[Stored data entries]
## Begin
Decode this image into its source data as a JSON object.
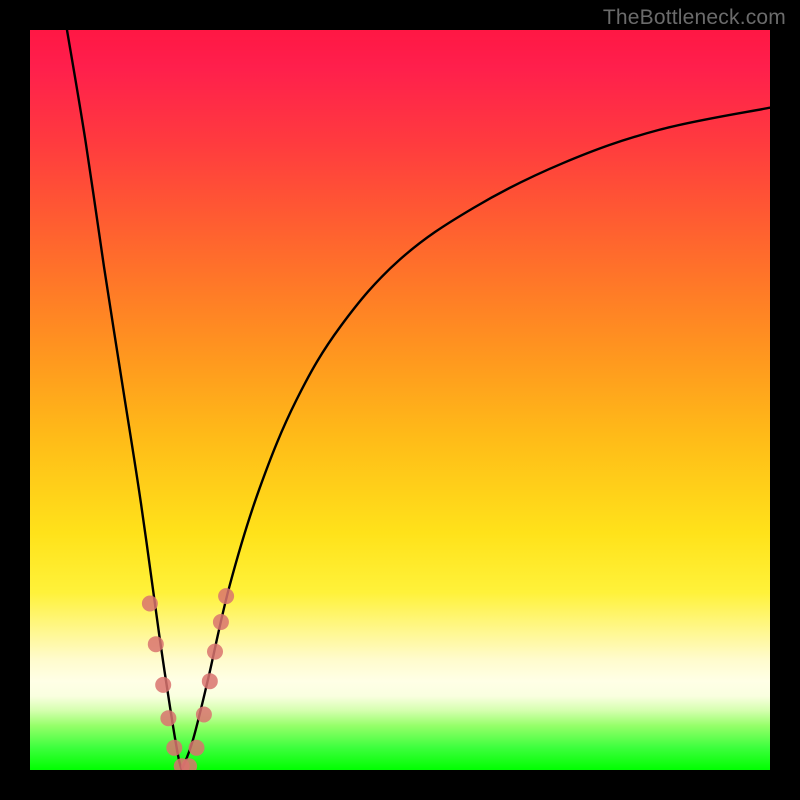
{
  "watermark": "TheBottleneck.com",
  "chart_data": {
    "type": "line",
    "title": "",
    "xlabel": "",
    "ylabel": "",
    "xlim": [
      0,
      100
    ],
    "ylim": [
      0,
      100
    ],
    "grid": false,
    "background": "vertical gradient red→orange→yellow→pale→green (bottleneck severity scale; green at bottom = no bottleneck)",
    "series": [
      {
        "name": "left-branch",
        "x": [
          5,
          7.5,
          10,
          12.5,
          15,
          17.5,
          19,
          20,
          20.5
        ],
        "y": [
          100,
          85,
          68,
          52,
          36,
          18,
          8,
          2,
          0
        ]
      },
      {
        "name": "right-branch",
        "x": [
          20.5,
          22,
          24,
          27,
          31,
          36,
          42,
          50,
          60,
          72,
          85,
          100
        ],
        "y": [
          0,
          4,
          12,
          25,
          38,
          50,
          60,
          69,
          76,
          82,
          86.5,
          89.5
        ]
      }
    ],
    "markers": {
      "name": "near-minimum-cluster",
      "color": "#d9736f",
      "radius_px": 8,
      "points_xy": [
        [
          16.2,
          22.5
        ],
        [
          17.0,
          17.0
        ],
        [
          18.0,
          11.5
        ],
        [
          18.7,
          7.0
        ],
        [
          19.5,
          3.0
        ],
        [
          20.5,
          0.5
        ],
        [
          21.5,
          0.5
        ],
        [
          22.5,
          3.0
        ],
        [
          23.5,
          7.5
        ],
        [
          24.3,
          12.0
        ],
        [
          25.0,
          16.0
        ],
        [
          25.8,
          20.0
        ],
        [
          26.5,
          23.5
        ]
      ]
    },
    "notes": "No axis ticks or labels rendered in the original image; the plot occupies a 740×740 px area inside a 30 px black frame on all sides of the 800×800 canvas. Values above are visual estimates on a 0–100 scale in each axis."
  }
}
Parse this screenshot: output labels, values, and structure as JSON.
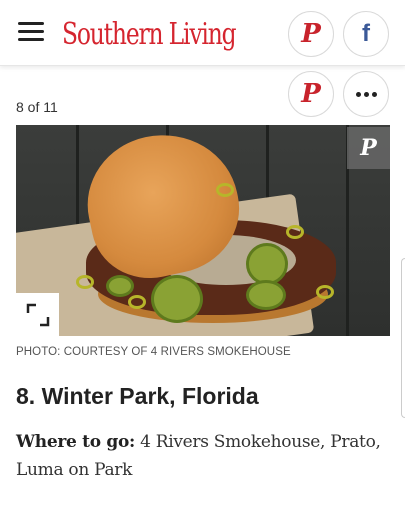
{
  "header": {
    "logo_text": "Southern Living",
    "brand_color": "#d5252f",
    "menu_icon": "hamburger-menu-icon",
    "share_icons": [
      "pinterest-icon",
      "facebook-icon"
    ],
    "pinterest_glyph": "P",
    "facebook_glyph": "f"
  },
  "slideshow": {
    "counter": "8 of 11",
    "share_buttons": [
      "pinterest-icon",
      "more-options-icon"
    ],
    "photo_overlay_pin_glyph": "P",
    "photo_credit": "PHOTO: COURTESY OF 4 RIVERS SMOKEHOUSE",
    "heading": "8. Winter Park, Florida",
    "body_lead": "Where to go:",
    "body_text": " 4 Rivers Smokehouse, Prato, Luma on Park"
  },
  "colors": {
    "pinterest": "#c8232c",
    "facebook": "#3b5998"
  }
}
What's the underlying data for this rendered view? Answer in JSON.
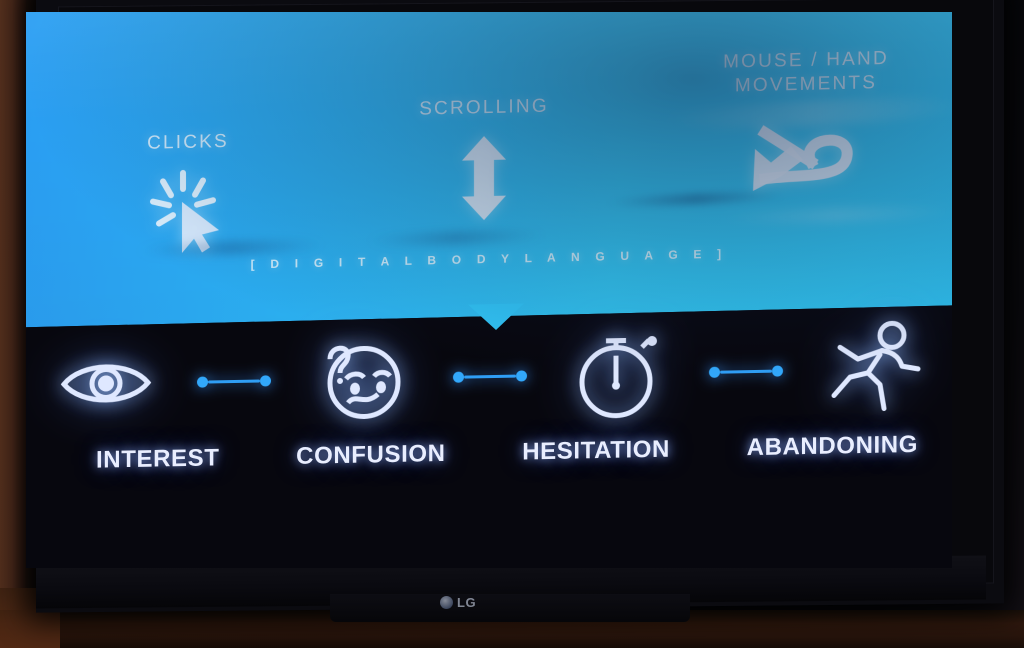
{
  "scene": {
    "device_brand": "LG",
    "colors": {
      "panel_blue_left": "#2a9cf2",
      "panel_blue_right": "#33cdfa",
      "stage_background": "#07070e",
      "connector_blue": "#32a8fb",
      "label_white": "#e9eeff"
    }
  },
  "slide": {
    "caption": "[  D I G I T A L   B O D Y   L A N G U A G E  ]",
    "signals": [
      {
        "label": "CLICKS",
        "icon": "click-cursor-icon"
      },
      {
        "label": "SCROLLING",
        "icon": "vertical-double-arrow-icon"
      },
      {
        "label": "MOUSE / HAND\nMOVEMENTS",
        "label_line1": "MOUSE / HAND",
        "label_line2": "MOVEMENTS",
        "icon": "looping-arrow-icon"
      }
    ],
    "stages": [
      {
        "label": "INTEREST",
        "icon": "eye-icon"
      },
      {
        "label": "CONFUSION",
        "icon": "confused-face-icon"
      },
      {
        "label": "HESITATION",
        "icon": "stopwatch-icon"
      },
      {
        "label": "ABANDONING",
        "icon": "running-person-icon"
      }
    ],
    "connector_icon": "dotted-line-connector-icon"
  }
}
## End
Transcribe the complete set of entries verbatim. No pictures belong in the copy.

Decode this image into its source data as a JSON object.
{
  "watermark": "TheBottleneck.com",
  "chart_data": {
    "type": "line",
    "title": "",
    "xlabel": "",
    "ylabel": "",
    "xlim": [
      0,
      100
    ],
    "ylim": [
      0,
      100
    ],
    "grid": false,
    "background": "vertical gradient red→orange→yellow→pale→green (bottleneck severity scale; green at bottom = no bottleneck)",
    "series": [
      {
        "name": "left-branch",
        "x": [
          5,
          7.5,
          10,
          12.5,
          15,
          17.5,
          19,
          20,
          20.5
        ],
        "y": [
          100,
          85,
          68,
          52,
          36,
          18,
          8,
          2,
          0
        ]
      },
      {
        "name": "right-branch",
        "x": [
          20.5,
          22,
          24,
          27,
          31,
          36,
          42,
          50,
          60,
          72,
          85,
          100
        ],
        "y": [
          0,
          4,
          12,
          25,
          38,
          50,
          60,
          69,
          76,
          82,
          86.5,
          89.5
        ]
      }
    ],
    "markers": {
      "name": "near-minimum-cluster",
      "color": "#d9736f",
      "radius_px": 8,
      "points_xy": [
        [
          16.2,
          22.5
        ],
        [
          17.0,
          17.0
        ],
        [
          18.0,
          11.5
        ],
        [
          18.7,
          7.0
        ],
        [
          19.5,
          3.0
        ],
        [
          20.5,
          0.5
        ],
        [
          21.5,
          0.5
        ],
        [
          22.5,
          3.0
        ],
        [
          23.5,
          7.5
        ],
        [
          24.3,
          12.0
        ],
        [
          25.0,
          16.0
        ],
        [
          25.8,
          20.0
        ],
        [
          26.5,
          23.5
        ]
      ]
    },
    "notes": "No axis ticks or labels rendered in the original image; the plot occupies a 740×740 px area inside a 30 px black frame on all sides of the 800×800 canvas. Values above are visual estimates on a 0–100 scale in each axis."
  }
}
Parse this screenshot: output labels, values, and structure as JSON.
{
  "header": {
    "logo_text": "Southern Living",
    "brand_color": "#d5252f",
    "menu_icon": "hamburger-menu-icon",
    "share_icons": [
      "pinterest-icon",
      "facebook-icon"
    ],
    "pinterest_glyph": "P",
    "facebook_glyph": "f"
  },
  "slideshow": {
    "counter": "8 of 11",
    "share_buttons": [
      "pinterest-icon",
      "more-options-icon"
    ],
    "photo_overlay_pin_glyph": "P",
    "photo_credit": "PHOTO: COURTESY OF 4 RIVERS SMOKEHOUSE",
    "heading": "8. Winter Park, Florida",
    "body_lead": "Where to go:",
    "body_text": " 4 Rivers Smokehouse, Prato, Luma on Park"
  },
  "colors": {
    "pinterest": "#c8232c",
    "facebook": "#3b5998"
  }
}
What's the underlying data for this rendered view? Answer in JSON.
{
  "scene": {
    "device_brand": "LG",
    "colors": {
      "panel_blue_left": "#2a9cf2",
      "panel_blue_right": "#33cdfa",
      "stage_background": "#07070e",
      "connector_blue": "#32a8fb",
      "label_white": "#e9eeff"
    }
  },
  "slide": {
    "caption": "[  D I G I T A L   B O D Y   L A N G U A G E  ]",
    "signals": [
      {
        "label": "CLICKS",
        "icon": "click-cursor-icon"
      },
      {
        "label": "SCROLLING",
        "icon": "vertical-double-arrow-icon"
      },
      {
        "label": "MOUSE / HAND\nMOVEMENTS",
        "label_line1": "MOUSE / HAND",
        "label_line2": "MOVEMENTS",
        "icon": "looping-arrow-icon"
      }
    ],
    "stages": [
      {
        "label": "INTEREST",
        "icon": "eye-icon"
      },
      {
        "label": "CONFUSION",
        "icon": "confused-face-icon"
      },
      {
        "label": "HESITATION",
        "icon": "stopwatch-icon"
      },
      {
        "label": "ABANDONING",
        "icon": "running-person-icon"
      }
    ],
    "connector_icon": "dotted-line-connector-icon"
  }
}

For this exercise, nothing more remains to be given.